• _Task directions_: Reproduce each record exactly.

• _Given records_:

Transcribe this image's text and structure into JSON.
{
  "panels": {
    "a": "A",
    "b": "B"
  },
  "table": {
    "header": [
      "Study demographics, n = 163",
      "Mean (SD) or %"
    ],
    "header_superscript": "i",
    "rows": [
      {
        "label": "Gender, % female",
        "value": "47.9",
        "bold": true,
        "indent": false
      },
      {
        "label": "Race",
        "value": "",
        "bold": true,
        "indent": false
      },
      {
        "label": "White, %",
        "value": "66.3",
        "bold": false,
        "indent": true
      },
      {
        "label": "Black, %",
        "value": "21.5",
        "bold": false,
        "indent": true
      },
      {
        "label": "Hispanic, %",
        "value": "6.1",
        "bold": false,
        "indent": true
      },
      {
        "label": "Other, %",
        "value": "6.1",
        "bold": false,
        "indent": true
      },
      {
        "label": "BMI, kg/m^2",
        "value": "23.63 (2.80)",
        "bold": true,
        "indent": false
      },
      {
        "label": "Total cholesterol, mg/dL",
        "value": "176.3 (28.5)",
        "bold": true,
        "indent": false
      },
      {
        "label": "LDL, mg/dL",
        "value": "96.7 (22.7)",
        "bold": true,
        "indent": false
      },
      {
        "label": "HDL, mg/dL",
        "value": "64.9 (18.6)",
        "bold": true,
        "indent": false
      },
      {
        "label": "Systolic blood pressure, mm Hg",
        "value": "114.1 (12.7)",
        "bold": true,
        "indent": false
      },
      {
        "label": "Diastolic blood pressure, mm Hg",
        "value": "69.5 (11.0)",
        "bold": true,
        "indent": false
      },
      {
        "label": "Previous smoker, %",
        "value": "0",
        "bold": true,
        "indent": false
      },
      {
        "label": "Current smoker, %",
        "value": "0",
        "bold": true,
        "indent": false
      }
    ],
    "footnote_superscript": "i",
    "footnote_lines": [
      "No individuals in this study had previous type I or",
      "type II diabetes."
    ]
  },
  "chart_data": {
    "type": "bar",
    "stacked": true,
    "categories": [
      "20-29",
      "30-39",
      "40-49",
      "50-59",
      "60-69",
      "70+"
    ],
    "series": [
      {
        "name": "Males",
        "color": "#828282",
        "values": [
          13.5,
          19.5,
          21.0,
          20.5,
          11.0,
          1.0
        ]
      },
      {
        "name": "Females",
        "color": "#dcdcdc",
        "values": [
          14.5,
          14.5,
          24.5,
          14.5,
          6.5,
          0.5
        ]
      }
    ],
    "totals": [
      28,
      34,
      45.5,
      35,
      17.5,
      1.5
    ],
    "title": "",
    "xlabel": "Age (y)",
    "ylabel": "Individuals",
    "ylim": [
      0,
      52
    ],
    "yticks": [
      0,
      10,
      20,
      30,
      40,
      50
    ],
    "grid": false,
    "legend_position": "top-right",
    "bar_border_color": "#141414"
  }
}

• _Solution to the exercise_:
Transcribe this image's text and structure into JSON.
{
  "panels": {
    "a": "A",
    "b": "B"
  },
  "table": {
    "header": [
      "Study demographics, n = 163",
      "Mean (SD) or %"
    ],
    "header_superscript": "i",
    "rows": [
      {
        "label": "Gender, % female",
        "value": "47.9",
        "bold": true,
        "indent": false
      },
      {
        "label": "Race",
        "value": "",
        "bold": true,
        "indent": false
      },
      {
        "label": "White, %",
        "value": "66.3",
        "bold": false,
        "indent": true
      },
      {
        "label": "Black, %",
        "value": "21.5",
        "bold": false,
        "indent": true
      },
      {
        "label": "Hispanic, %",
        "value": "6.1",
        "bold": false,
        "indent": true
      },
      {
        "label": "Other, %",
        "value": "6.1",
        "bold": false,
        "indent": true
      },
      {
        "label": "BMI, kg/m^2",
        "value": "23.63 (2.80)",
        "bold": true,
        "indent": false
      },
      {
        "label": "Total cholesterol, mg/dL",
        "value": "176.3 (28.5)",
        "bold": true,
        "indent": false
      },
      {
        "label": "LDL, mg/dL",
        "value": "96.7 (22.7)",
        "bold": true,
        "indent": false
      },
      {
        "label": "HDL, mg/dL",
        "value": "64.9 (18.6)",
        "bold": true,
        "indent": false
      },
      {
        "label": "Systolic blood pressure, mm Hg",
        "value": "114.1 (12.7)",
        "bold": true,
        "indent": false
      },
      {
        "label": "Diastolic blood pressure, mm Hg",
        "value": "69.5 (11.0)",
        "bold": true,
        "indent": false
      },
      {
        "label": "Previous smoker, %",
        "value": "0",
        "bold": true,
        "indent": false
      },
      {
        "label": "Current smoker, %",
        "value": "0",
        "bold": true,
        "indent": false
      }
    ],
    "footnote_superscript": "i",
    "footnote_lines": [
      "No individuals in this study had previous type I or",
      "type II diabetes."
    ]
  },
  "chart_data": {
    "type": "bar",
    "stacked": true,
    "categories": [
      "20-29",
      "30-39",
      "40-49",
      "50-59",
      "60-69",
      "70+"
    ],
    "series": [
      {
        "name": "Males",
        "color": "#828282",
        "values": [
          13.5,
          19.5,
          21.0,
          20.5,
          11.0,
          1.0
        ]
      },
      {
        "name": "Females",
        "color": "#dcdcdc",
        "values": [
          14.5,
          14.5,
          24.5,
          14.5,
          6.5,
          0.5
        ]
      }
    ],
    "totals": [
      28,
      34,
      45.5,
      35,
      17.5,
      1.5
    ],
    "title": "",
    "xlabel": "Age (y)",
    "ylabel": "Individuals",
    "ylim": [
      0,
      52
    ],
    "yticks": [
      0,
      10,
      20,
      30,
      40,
      50
    ],
    "grid": false,
    "legend_position": "top-right",
    "bar_border_color": "#141414"
  }
}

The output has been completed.